Document extract
....

The __call__ function is where we do the main job of constructing the TensorFlow elements that will implement our node. It will take TensorFlow Tensors as input and produce a tf.Tensor as output, as with the tf.sin example above. In this case we apply the Keras model to the TensorNode inputs (stored in the x variable). This adds the TensorFlow elements that implement that Keras model into the simulation graph.

The post_build function is called after the rest of the graph has been constructed (and whenever the simulation is reset). We’ll use this to load the pretrained weights into the model. We have to do this at the post_build stage because we need access to the initialized simulation session, which has the variables we want to load.

[6]:
class KerasNode:
    def __init__(self, keras_model):
        self.model = keras_model

    def pre_build(self, *args):
        self.model = keras.models.clone_model(self.model)

    def __call__(self, t, x):
        # reshape the flattened images into their 2D shape
        # (plus the batch dimension)
        images = tf.reshape(x, (-1,) + image_shape)
        # build the rest of the model into the graph
        return self.model.call(images)

    def post_build(self, sess, rng):
        self.model.load_weights(model_weights)

Notice that in the __call__ method we pass our input tensor to the Model.call method, not Model.predict (which you might be more familiar with if you frequently work with Keras). We do this because we want the model to return a Tensor object (i.e., an abstract representation of the computations that will be performed in the network), rather than actually simulating the network and computing predictions (as the predict function does). This way the returned Tensor can become part of the TensorFlow graph that NengoDL is constructing.

To better understand the difference between model.call(images) and model.predict(images), we can look at the code below:

[7]:
with tf.Session():
    model.load_weights(model_weights)

    # model.call takes a Tensor as input and returns a Tensor
    out1 = model.call(tf.convert_to_tensor(test_images[:10],
                                           dtype=tf.float32))
    print("Type of 'out1':", type(out1))

    # model.predict takes a numpy array as input and returns
    # a numpy array
    out2 = model.predict(test_images[:10])
    print("Type of 'out2':", type(out2))
Type of 'out1': <class 'tensorflow.python.framework.ops.Tensor'>
Type of 'out2': <class 'numpy.ndarray'>

Now that we have our KerasNode class, we can use it to insert our Keras model into a Nengo network via a TensorNode.

[8]:
net_input_shape = np.prod(image_shape)  # because input will be a vector

with nengo.Network() as net:
    # create a normal input node to feed in our test image.
    # the `np.ones` array is a placeholder, these
    # values will be replaced with the Fashion MNIST images
    # when we run the Simulator.
    input_node = nengo.Node(output=np.ones((net_input_shape,)))

    # create a TensorNode containing the KerasNode we defined
    # above, passing it the Keras model we created.
    # we also need to specify size_in (the dimensionality of
    # our input vectors, the flattened images) and size_out (the number
    # of classification classes output by the keras network)
    keras_node = nengo_dl.TensorNode(
        KerasNode(model),
        size_in=net_input_shape,
        size_out=num_classes)

    # connect up our input to our keras node
    nengo.Connection(input_node, keras_node, synapse=None)

    # add a probes to collect output of keras node
    keras_p = nengo.Probe(keras_node)

....

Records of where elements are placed
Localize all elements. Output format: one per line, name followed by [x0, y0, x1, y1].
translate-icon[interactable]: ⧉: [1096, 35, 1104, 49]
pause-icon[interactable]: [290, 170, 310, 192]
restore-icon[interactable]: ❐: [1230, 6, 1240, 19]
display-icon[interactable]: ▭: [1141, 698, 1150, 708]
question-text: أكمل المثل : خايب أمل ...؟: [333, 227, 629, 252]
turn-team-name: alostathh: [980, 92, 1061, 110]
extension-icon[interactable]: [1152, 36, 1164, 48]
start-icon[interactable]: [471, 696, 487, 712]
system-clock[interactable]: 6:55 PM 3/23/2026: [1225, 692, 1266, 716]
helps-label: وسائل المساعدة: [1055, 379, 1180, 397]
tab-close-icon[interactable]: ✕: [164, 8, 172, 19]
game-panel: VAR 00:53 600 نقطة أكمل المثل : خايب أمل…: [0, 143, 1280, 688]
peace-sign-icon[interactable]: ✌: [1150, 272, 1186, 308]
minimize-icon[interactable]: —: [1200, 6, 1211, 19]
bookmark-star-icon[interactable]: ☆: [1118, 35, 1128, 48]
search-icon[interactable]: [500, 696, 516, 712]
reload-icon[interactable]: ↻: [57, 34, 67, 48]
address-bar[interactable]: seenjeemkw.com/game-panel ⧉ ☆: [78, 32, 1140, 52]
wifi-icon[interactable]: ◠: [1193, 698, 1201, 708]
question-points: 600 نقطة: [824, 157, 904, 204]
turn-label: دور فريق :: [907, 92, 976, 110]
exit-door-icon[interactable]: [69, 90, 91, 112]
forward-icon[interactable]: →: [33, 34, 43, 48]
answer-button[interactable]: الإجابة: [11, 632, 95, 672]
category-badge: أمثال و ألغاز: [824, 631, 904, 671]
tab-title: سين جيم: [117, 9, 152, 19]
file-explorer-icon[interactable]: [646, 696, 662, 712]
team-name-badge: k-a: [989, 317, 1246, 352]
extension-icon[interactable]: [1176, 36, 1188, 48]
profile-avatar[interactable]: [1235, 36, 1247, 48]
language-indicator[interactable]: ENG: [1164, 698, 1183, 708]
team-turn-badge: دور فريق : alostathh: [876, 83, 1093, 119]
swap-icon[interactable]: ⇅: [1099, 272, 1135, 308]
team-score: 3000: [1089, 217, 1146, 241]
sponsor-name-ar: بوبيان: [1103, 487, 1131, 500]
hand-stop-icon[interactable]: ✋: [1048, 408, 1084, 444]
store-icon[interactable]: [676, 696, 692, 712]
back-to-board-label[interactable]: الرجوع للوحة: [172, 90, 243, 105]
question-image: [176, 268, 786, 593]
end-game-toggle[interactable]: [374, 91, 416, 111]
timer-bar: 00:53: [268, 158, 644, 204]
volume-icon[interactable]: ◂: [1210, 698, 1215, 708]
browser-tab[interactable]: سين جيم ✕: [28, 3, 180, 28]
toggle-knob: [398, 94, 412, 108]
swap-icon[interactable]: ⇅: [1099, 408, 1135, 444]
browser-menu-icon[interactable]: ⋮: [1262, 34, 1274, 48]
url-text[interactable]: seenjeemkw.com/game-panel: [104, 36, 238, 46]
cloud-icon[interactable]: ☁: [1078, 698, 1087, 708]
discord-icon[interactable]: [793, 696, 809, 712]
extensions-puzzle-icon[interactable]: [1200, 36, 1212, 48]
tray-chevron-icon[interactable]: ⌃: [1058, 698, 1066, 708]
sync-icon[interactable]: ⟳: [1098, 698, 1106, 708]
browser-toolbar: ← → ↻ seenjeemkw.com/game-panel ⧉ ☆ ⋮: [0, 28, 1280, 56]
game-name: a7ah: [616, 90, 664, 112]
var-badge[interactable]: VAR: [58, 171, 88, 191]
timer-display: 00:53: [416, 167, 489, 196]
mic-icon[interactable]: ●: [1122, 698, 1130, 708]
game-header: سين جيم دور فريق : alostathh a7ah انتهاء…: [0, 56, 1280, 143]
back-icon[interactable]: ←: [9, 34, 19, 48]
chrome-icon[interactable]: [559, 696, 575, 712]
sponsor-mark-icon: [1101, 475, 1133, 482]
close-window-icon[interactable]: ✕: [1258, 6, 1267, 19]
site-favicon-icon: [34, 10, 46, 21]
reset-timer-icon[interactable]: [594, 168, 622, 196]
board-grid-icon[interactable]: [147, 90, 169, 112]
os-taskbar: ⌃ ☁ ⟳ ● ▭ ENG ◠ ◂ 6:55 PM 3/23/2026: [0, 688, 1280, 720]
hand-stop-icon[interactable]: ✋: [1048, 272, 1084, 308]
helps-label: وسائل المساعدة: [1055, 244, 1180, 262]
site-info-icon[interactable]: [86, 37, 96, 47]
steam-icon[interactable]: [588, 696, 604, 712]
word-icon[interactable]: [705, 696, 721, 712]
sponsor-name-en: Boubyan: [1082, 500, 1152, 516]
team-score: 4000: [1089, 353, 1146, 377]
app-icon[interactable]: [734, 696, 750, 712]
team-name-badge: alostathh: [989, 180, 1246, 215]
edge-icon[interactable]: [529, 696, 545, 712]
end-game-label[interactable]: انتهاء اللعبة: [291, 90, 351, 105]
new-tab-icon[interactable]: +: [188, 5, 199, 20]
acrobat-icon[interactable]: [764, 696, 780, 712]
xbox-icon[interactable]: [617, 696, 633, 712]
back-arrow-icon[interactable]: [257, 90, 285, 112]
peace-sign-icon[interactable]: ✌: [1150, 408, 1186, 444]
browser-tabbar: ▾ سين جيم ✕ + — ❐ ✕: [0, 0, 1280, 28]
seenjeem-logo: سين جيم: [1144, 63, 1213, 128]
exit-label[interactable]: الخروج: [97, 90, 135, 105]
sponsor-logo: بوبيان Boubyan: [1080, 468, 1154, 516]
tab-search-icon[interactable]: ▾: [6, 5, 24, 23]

....

What this exercise asks
A – Reproduce the passage of the NengoDL and Keras tutorial starting at "with nengo.Network() as" and ending at "input_node = nengo.Node(output=np.ones((net_input_shape,)))", with no changes.
B – Go on with the NengoDL and Keras tutorial, picking up right after its final line.

In response
A –
with nengo.Network() as net:
    # create a normal input node to feed in our test image.
    # the `np.ones` array is a placeholder, these
    # values will be replaced with the Fashion MNIST images
    # when we run the Simulator.
    input_node = nengo.Node(output=np.ones((net_input_shape,)))

B –
At this point we could add any other Nengo components we like to the network, and connect them up to the Keras node (for example, if we wanted to take the classified image labels and use them as input to a spiking neural model). But to keep things simple, we’ll stop here.

We’ll grab some random images from our test set, in order to demonstrate that we have successfully loaded the trained Keras network.

[9]:
minibatch_size = 20

# pick some random images from test set
np.random.seed(1)
test_inds = np.random.randint(low=0, high=test_images.shape[0],
                              size=(minibatch_size,))
test_inputs = test_images[test_inds]

# flatten images so we can pass them as vectors to the input node
test_inputs = test_inputs.reshape((-1, net_input_shape))

# unlike in Keras, NengoDl simulations always run over time.
# so we need to add the time dimension to our data (even though
# in this case we'll just run for a single timestep).
test_inputs = test_inputs[:, None, :]

Now we are ready to run the simulation.

[10]:
with nengo_dl.Simulator(net, minibatch_size=minibatch_size) as sim:
    sim.step(data={input_node: test_inputs})
Build finished in 0:00:00
Optimization finished in 0:00:00
Construction finished in 0:00:00

We can see the results of the simulation using the Probe that we added to capture the output from the TensorNode. We use it as a key into the data attribute of the Simulator.

[11]:
tensornode_output = sim.data[keras_p]

for i in range(5):
    plt.figure()
    plt.imshow(test_images[test_inds][i], cmap="gray")
    plt.axis("off")
    plt.title("%s (%s)" % (
        class_names[test_labels[test_inds][i]],
        class_names[np.argmax(tensornode_output[i, 0])]));
../_images/examples_tensorflow-models_22_0.png
../_images/examples_tensorflow-models_22_1.png
../_images/examples_tensorflow-models_22_2.png
../_images/examples_tensorflow-models_22_3.png
../_images/examples_tensorflow-models_22_4.png

We can see that the network is doing a pretty good job of classifying the test images (the title shows the correct output, with the networks’ output shown in brackets).

Inserting a TensorFlow-Slim network

In this example we’ll show how to insert a more complicated network into NengoDL. Specifically, we will use an Inception-v1 network to classify Imagenet images.

TensorFlow provides a number of pre-defined models in the tensorflow/models repository. These are not included when you install TensorFlow, so we need to separately clone that repository and import the components we need.

[12]:
!git clone -q https://github.com/tensorflow/models
sys.path.append(os.path.join(".", "models", "research", "slim"))
from datasets import dataset_utils, imagenet
from nets import inception
from preprocessing import inception_preprocessing

As before, we will use a TensorNode to insert our TensorFlow code into Nengo. In this case we’re going to build a TensorNode that encapsulates the Inception-v1 network. However, this same approach could be used for any TensorFlow network.

This Inception-v1 network has been trained to perform image classification on the Imagenet dataset; if we show it an image, it will output a set of probabilities for the 1000 different object types it is trained to classify. So if we show it an image of a tree it should output a high probability for the “tree” class and a low probability for the “car” class.

The first thing we’ll do is download a sample image to test our network with (you could use a different image if you want).

[13]:
image_string = urlopen(
    "https://upload.wikimedia.org/wikipedia/commons/7/70/"
    "EnglishCockerSpaniel_simon.jpg").read()
image = np.array(Image.open(io.BytesIO(image_string)))
image_shape = image.shape

# display the test image
plt.figure()
plt.imshow(image)
plt.axis('off');
../_images/examples_tensorflow-models_27_0.png

Now we’re ready to create our TensorNode. As in the previous example, we will use a callable class so that we can use pre_build and post_build methods to help construct the model.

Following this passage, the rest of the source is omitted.